### Short problem
For the listing below, give the count of lines containing the string "após" and nothing else.

### Given data

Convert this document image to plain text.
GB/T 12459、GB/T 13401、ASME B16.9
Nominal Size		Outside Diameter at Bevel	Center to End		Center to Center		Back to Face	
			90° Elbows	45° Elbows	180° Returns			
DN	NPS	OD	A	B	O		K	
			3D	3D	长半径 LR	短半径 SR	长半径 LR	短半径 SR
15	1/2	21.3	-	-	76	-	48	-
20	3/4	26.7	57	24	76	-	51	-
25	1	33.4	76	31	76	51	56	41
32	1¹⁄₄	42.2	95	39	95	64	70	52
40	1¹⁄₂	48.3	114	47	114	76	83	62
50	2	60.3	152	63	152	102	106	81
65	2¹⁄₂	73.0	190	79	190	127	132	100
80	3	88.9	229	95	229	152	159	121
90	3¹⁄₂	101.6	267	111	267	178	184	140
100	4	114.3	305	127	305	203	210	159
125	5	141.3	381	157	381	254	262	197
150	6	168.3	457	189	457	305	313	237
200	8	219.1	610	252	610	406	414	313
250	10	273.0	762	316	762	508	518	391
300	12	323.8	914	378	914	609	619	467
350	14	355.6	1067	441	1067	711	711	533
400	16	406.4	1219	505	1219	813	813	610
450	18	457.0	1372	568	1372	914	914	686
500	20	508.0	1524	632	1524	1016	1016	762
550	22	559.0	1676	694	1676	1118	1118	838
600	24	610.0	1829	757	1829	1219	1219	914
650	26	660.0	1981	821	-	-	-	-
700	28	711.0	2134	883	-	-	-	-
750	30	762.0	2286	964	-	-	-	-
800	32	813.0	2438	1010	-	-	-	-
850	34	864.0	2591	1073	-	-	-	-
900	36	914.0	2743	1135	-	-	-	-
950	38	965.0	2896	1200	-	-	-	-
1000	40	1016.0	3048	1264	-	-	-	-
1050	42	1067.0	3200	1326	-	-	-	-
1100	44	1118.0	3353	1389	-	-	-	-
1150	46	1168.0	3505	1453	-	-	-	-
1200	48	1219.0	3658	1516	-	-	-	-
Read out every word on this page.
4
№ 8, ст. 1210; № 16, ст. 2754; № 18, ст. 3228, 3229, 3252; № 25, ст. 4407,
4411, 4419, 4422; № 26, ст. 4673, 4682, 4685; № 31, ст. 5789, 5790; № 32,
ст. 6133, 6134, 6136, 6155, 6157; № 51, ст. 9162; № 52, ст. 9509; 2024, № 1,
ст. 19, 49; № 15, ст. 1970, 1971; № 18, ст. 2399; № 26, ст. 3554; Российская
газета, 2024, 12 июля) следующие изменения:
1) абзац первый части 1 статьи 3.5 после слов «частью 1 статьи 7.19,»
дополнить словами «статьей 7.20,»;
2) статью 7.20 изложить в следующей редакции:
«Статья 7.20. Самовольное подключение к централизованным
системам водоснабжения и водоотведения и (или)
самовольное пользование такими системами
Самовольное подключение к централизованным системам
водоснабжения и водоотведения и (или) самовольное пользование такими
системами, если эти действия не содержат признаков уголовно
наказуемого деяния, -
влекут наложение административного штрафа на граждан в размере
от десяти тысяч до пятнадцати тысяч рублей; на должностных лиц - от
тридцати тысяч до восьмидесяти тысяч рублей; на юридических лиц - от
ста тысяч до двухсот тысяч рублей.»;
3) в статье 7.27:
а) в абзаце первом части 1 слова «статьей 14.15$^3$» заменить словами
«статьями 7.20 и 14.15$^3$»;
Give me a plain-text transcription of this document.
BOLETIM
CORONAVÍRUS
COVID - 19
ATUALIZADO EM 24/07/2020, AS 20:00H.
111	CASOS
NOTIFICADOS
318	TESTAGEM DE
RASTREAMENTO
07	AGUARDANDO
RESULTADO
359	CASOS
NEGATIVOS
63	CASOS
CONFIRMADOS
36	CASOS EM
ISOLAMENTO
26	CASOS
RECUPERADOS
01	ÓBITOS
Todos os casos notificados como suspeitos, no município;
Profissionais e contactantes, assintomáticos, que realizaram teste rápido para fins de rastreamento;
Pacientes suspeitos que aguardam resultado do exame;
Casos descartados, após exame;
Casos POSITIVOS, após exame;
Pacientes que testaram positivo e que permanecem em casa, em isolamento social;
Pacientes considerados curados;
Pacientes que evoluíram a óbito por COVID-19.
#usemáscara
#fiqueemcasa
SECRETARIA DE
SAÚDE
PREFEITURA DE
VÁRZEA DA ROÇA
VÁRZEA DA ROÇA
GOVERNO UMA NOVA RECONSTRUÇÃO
* * *
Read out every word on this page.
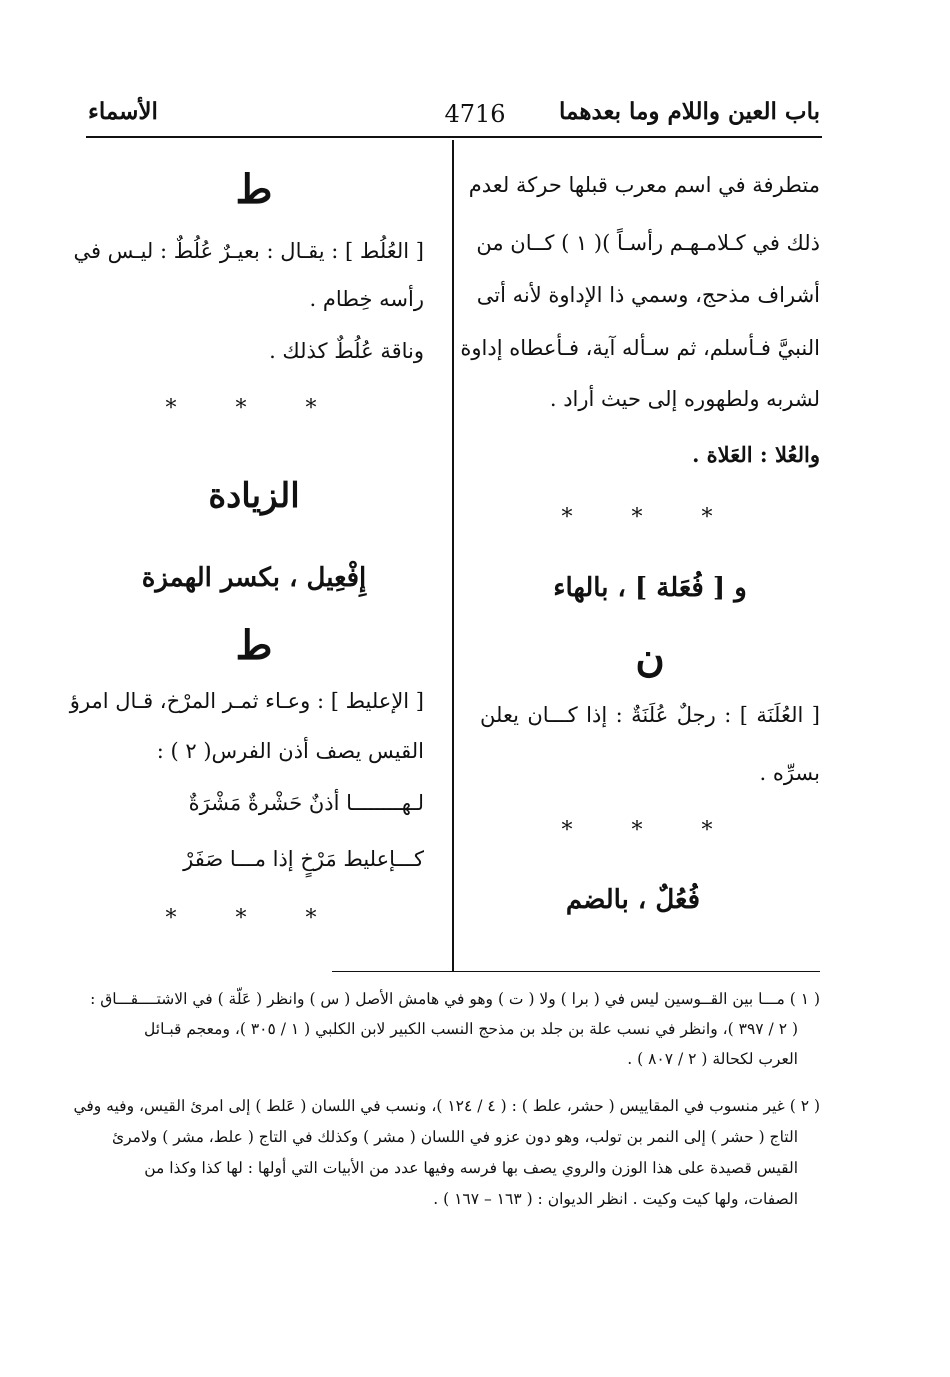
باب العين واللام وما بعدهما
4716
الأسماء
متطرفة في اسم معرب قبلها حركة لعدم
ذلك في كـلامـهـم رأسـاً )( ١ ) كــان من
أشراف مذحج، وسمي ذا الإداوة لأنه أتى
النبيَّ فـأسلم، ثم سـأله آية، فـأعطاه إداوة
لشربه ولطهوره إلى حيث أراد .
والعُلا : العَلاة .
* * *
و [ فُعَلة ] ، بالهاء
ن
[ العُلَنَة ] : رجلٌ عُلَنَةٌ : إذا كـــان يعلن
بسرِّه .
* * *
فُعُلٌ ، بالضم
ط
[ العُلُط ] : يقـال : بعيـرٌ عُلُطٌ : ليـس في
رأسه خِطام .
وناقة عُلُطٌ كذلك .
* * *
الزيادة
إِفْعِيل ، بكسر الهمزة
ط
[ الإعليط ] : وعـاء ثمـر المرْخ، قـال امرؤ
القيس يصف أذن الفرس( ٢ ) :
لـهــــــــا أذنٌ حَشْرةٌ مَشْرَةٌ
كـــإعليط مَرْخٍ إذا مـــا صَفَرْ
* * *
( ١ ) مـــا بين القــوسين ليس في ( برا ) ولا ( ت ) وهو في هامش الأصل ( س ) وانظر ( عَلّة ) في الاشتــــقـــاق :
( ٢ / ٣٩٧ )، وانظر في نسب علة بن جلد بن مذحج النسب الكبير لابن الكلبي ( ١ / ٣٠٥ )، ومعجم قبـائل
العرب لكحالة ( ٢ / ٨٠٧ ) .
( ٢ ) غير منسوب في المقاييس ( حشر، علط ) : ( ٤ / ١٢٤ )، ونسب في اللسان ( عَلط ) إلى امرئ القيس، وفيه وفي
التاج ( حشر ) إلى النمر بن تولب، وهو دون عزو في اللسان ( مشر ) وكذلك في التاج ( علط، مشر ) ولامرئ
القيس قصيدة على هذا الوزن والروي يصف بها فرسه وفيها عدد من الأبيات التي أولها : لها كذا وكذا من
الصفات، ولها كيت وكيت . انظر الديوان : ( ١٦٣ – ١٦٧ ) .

### Full response
2